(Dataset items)
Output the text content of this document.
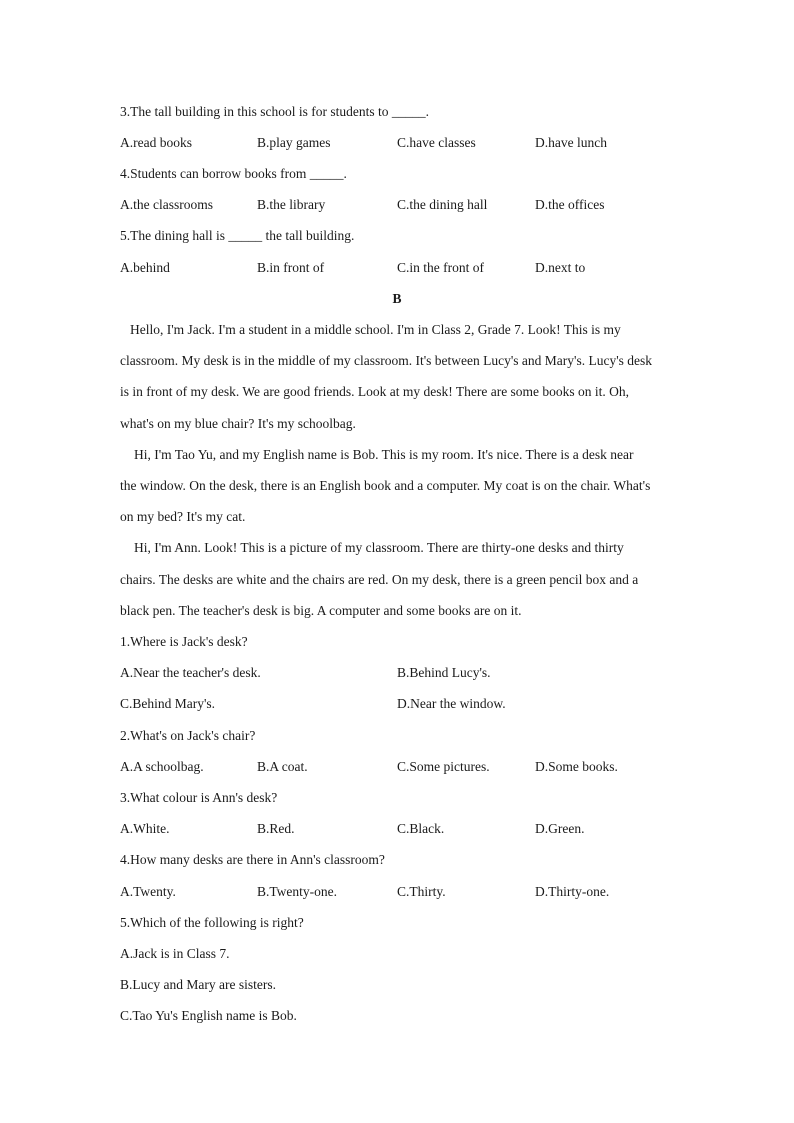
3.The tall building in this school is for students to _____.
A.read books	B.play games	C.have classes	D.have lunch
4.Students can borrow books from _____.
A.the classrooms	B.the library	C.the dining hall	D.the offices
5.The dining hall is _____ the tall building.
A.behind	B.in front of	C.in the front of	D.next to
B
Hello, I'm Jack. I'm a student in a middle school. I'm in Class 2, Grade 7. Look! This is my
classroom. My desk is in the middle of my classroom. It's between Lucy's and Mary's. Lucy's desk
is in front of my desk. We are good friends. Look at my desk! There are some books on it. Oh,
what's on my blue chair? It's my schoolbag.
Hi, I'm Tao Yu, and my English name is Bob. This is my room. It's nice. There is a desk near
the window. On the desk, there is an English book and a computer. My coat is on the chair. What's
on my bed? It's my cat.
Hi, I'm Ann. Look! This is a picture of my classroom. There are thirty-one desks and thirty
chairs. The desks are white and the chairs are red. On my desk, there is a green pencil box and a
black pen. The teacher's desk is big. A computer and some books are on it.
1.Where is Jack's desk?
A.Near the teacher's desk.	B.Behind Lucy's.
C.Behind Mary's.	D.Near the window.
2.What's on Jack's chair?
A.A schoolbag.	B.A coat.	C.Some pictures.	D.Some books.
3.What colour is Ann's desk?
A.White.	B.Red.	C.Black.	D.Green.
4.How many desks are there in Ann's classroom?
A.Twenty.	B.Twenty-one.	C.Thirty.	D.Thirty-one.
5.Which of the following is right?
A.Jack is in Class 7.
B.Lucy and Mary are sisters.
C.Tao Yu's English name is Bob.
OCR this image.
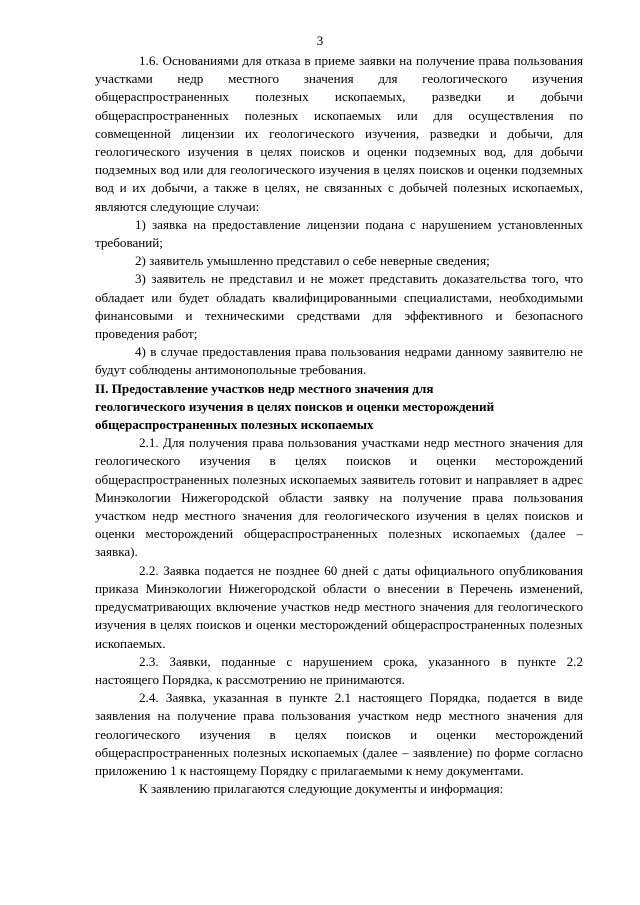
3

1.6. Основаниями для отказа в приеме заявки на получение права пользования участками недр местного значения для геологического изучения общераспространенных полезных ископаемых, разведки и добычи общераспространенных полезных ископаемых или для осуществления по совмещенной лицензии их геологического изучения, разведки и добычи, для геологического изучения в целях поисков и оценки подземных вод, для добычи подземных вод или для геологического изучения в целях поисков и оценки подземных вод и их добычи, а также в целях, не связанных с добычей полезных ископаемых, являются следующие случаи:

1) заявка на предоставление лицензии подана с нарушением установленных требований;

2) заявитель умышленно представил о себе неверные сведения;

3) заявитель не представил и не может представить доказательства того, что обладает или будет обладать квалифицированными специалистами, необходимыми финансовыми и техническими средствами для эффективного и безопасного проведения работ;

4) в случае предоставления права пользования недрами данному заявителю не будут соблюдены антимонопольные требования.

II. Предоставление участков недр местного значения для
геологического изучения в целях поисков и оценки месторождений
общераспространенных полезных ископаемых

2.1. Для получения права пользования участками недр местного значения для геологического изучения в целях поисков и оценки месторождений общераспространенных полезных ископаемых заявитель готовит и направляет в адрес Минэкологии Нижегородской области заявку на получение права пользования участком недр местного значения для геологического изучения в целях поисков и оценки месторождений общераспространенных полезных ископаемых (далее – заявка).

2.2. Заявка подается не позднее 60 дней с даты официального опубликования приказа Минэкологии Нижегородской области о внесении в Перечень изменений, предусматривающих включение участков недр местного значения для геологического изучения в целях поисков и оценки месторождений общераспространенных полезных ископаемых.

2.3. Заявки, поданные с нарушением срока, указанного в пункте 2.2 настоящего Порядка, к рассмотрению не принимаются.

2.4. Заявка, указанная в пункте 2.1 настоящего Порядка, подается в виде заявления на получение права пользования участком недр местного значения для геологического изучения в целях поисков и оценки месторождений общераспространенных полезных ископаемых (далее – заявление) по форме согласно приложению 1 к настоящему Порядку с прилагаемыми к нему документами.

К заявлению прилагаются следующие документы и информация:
* * *
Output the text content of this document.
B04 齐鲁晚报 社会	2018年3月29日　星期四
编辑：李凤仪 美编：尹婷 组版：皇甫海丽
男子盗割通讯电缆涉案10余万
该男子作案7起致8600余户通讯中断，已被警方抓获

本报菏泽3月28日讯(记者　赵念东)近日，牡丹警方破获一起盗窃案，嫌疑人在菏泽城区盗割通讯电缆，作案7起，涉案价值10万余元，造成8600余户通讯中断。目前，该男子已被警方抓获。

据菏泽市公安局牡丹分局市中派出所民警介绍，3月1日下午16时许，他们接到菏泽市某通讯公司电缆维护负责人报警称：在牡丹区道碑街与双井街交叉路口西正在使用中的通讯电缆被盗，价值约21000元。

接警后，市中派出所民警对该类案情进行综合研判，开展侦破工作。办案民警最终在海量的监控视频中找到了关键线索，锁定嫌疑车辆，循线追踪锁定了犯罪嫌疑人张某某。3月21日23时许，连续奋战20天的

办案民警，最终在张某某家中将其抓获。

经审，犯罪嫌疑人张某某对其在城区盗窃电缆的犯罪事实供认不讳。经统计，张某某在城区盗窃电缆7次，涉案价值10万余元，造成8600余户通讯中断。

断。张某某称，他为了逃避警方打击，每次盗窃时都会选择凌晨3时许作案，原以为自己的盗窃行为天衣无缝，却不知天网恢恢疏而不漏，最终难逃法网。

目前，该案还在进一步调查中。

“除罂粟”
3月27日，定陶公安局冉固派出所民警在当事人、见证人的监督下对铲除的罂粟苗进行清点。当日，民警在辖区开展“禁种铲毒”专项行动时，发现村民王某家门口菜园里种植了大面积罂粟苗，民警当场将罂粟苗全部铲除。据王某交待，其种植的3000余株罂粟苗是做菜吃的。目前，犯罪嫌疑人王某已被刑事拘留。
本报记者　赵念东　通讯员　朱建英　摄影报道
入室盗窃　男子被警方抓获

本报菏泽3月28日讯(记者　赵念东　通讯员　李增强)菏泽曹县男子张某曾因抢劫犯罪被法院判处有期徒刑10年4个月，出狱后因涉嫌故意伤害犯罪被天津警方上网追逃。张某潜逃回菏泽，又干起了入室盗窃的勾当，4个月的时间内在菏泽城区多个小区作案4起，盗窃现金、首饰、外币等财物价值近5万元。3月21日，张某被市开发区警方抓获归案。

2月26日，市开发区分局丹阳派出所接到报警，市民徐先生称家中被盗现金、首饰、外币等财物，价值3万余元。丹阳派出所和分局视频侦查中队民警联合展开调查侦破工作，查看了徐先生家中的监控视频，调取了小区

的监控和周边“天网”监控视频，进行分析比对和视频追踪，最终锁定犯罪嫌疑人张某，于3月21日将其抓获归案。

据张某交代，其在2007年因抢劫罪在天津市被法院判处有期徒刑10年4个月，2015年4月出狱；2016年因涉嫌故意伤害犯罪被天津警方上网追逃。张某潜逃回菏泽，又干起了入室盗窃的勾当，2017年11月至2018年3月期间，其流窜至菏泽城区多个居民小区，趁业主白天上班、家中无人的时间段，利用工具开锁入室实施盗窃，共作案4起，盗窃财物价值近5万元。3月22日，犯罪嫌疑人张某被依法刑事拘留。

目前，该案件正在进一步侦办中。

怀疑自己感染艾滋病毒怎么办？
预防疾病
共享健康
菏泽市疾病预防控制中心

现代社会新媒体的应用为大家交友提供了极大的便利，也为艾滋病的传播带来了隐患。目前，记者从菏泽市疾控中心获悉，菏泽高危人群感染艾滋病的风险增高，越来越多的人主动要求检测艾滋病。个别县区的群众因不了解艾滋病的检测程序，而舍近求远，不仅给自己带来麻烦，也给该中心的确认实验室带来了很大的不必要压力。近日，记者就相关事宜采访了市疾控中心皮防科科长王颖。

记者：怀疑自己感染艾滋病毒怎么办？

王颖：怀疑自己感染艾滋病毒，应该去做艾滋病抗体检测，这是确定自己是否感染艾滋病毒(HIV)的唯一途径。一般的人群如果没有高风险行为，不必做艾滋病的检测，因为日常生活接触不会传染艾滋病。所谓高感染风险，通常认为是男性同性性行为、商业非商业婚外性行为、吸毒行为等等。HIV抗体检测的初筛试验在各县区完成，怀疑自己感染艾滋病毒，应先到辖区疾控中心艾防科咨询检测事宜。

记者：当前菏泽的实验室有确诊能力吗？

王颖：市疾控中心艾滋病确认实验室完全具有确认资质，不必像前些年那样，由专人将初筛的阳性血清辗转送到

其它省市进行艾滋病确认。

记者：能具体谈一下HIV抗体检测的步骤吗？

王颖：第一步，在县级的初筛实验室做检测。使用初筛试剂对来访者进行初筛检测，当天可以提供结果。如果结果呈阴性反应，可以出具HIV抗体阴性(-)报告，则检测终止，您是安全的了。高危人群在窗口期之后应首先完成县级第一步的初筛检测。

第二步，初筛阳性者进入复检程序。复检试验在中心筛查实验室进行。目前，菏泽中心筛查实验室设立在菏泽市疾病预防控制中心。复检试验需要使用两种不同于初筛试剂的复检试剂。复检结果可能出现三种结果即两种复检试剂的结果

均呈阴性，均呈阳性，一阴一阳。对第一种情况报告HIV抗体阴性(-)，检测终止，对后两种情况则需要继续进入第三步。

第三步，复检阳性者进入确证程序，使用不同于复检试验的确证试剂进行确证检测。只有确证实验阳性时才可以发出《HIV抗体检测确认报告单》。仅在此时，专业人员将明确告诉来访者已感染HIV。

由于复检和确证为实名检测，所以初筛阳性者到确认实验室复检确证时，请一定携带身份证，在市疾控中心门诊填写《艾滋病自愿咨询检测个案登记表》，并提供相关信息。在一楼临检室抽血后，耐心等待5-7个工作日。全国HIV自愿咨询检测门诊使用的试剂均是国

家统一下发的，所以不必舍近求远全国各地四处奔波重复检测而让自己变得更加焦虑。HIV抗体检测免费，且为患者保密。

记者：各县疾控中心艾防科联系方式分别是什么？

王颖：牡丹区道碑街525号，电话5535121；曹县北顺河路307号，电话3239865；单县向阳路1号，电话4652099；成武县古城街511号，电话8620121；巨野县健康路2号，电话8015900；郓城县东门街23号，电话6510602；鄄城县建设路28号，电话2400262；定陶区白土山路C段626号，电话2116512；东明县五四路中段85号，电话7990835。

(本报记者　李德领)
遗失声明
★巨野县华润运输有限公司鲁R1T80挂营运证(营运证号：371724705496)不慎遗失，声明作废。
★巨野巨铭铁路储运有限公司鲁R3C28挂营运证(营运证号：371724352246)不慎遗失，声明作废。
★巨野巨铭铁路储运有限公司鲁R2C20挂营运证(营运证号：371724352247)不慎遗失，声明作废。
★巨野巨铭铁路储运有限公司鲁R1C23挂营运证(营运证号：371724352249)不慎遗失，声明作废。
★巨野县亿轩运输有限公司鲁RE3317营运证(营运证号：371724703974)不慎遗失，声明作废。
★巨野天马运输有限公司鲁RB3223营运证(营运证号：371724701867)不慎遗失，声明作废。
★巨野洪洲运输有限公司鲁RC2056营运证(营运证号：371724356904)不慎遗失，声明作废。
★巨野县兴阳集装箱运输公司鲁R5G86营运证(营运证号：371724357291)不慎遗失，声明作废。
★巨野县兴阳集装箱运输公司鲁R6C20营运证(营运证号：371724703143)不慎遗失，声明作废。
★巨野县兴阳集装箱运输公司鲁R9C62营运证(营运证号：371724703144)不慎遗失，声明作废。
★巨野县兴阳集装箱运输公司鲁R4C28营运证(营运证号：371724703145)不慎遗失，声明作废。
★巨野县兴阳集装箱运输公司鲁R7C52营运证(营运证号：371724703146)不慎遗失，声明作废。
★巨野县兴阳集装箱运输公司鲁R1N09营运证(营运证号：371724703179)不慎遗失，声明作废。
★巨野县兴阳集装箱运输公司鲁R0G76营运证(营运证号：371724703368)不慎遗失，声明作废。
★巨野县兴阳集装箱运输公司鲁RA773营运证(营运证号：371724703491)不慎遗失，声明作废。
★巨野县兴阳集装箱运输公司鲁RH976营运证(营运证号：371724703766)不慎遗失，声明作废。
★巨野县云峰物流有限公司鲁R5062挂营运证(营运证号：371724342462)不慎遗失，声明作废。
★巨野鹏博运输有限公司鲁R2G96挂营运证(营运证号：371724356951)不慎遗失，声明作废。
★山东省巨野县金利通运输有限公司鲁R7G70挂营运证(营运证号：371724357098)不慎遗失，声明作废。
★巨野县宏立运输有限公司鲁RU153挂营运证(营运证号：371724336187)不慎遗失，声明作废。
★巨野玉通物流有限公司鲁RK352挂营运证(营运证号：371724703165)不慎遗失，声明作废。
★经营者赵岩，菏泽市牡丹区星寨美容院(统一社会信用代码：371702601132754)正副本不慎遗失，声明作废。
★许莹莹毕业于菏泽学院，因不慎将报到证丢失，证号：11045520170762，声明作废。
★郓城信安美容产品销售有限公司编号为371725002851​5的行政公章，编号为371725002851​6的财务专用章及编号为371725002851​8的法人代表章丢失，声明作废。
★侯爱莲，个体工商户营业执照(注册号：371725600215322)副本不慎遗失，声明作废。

▶ **EXERCISE OBJECTIVE**
Using the listing above, pull out all lines that hold the word "Порядка".

▶ **SOLUTION FOR THIS EXERCISE**
2.3. Заявки, поданные с нарушением срока, указанного в пункте 2.2 настоящего Порядка, к рассмотрению не принимаются.
2.4. Заявка, указанная в пункте 2.1 настоящего Порядка, подается в виде заявления на получение права пользования участком недр местного значения для геологического изучения в целях поисков и оценки месторождений общераспространенных полезных ископаемых (далее – заявление) по форме согласно приложению 1 к настоящему Порядку с прилагаемыми к нему документами.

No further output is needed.